>> start EXTRACTED ENTRIES
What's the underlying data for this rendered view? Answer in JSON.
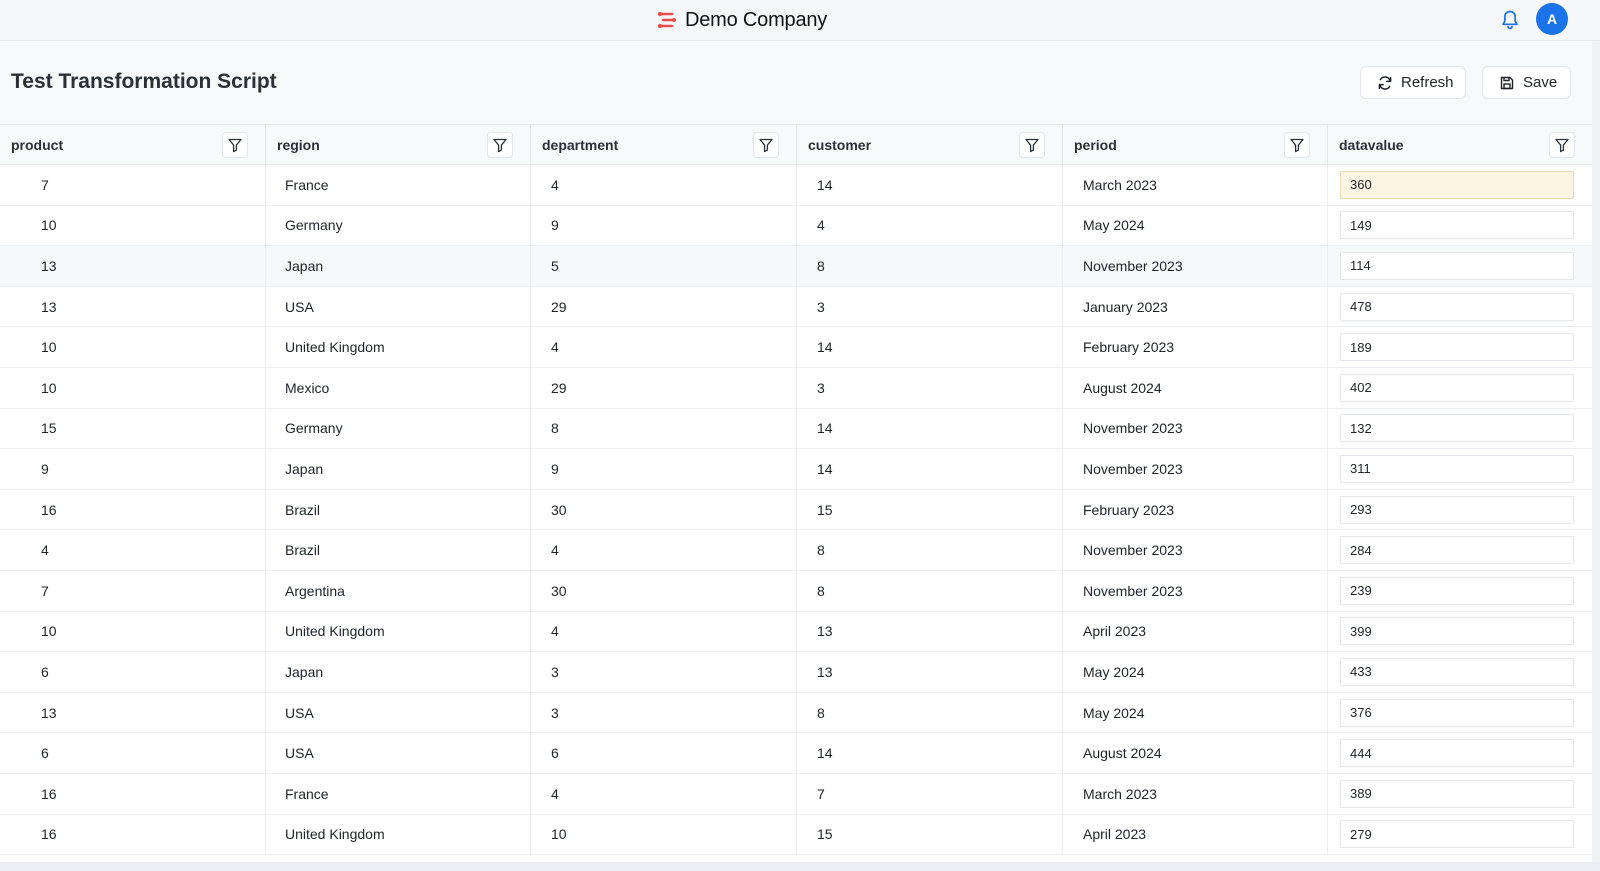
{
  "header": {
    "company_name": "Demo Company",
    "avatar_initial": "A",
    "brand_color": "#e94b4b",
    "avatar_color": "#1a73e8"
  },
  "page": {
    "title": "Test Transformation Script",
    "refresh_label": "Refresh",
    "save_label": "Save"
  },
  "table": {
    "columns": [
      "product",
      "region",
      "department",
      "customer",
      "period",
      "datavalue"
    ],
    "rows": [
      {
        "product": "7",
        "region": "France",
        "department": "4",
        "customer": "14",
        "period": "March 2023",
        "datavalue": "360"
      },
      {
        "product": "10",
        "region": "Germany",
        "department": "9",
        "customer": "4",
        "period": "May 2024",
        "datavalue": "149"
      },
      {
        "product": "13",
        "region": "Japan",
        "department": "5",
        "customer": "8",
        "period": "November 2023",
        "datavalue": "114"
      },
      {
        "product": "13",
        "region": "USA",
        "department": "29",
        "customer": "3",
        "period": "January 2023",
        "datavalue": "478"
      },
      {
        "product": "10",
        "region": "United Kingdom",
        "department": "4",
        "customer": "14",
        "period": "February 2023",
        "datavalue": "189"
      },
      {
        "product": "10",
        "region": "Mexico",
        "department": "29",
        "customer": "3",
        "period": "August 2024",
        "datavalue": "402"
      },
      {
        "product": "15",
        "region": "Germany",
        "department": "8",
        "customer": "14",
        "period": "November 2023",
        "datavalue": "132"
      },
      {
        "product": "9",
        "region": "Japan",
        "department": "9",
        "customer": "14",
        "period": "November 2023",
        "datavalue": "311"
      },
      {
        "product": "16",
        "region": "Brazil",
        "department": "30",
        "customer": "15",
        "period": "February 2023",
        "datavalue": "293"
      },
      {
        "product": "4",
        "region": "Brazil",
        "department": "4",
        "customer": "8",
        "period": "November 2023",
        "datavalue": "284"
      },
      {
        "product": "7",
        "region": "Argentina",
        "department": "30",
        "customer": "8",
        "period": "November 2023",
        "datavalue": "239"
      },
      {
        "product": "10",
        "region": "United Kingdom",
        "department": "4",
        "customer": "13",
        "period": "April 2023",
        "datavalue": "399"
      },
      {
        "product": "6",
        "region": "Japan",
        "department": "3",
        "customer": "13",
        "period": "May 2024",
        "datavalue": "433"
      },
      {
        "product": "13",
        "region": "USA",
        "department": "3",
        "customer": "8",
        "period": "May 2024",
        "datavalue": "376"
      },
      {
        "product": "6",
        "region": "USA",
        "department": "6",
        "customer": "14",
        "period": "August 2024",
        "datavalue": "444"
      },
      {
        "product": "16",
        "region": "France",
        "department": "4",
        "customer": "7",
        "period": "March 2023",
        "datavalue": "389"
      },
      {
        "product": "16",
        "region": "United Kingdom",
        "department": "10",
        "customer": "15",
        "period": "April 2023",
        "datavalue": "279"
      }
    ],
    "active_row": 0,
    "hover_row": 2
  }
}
>> end EXTRACTED ENTRIES
WHAT IS NEEDED: Transcribe the full listing above exactly, with the images removed.

THE OUTPUT:
What's the underlying data for this rendered view? Answer in JSON.
{
  "header": {
    "company_name": "Demo Company",
    "avatar_initial": "A",
    "brand_color": "#e94b4b",
    "avatar_color": "#1a73e8"
  },
  "page": {
    "title": "Test Transformation Script",
    "refresh_label": "Refresh",
    "save_label": "Save"
  },
  "table": {
    "columns": [
      "product",
      "region",
      "department",
      "customer",
      "period",
      "datavalue"
    ],
    "rows": [
      {
        "product": "7",
        "region": "France",
        "department": "4",
        "customer": "14",
        "period": "March 2023",
        "datavalue": "360"
      },
      {
        "product": "10",
        "region": "Germany",
        "department": "9",
        "customer": "4",
        "period": "May 2024",
        "datavalue": "149"
      },
      {
        "product": "13",
        "region": "Japan",
        "department": "5",
        "customer": "8",
        "period": "November 2023",
        "datavalue": "114"
      },
      {
        "product": "13",
        "region": "USA",
        "department": "29",
        "customer": "3",
        "period": "January 2023",
        "datavalue": "478"
      },
      {
        "product": "10",
        "region": "United Kingdom",
        "department": "4",
        "customer": "14",
        "period": "February 2023",
        "datavalue": "189"
      },
      {
        "product": "10",
        "region": "Mexico",
        "department": "29",
        "customer": "3",
        "period": "August 2024",
        "datavalue": "402"
      },
      {
        "product": "15",
        "region": "Germany",
        "department": "8",
        "customer": "14",
        "period": "November 2023",
        "datavalue": "132"
      },
      {
        "product": "9",
        "region": "Japan",
        "department": "9",
        "customer": "14",
        "period": "November 2023",
        "datavalue": "311"
      },
      {
        "product": "16",
        "region": "Brazil",
        "department": "30",
        "customer": "15",
        "period": "February 2023",
        "datavalue": "293"
      },
      {
        "product": "4",
        "region": "Brazil",
        "department": "4",
        "customer": "8",
        "period": "November 2023",
        "datavalue": "284"
      },
      {
        "product": "7",
        "region": "Argentina",
        "department": "30",
        "customer": "8",
        "period": "November 2023",
        "datavalue": "239"
      },
      {
        "product": "10",
        "region": "United Kingdom",
        "department": "4",
        "customer": "13",
        "period": "April 2023",
        "datavalue": "399"
      },
      {
        "product": "6",
        "region": "Japan",
        "department": "3",
        "customer": "13",
        "period": "May 2024",
        "datavalue": "433"
      },
      {
        "product": "13",
        "region": "USA",
        "department": "3",
        "customer": "8",
        "period": "May 2024",
        "datavalue": "376"
      },
      {
        "product": "6",
        "region": "USA",
        "department": "6",
        "customer": "14",
        "period": "August 2024",
        "datavalue": "444"
      },
      {
        "product": "16",
        "region": "France",
        "department": "4",
        "customer": "7",
        "period": "March 2023",
        "datavalue": "389"
      },
      {
        "product": "16",
        "region": "United Kingdom",
        "department": "10",
        "customer": "15",
        "period": "April 2023",
        "datavalue": "279"
      }
    ],
    "active_row": 0,
    "hover_row": 2
  }
}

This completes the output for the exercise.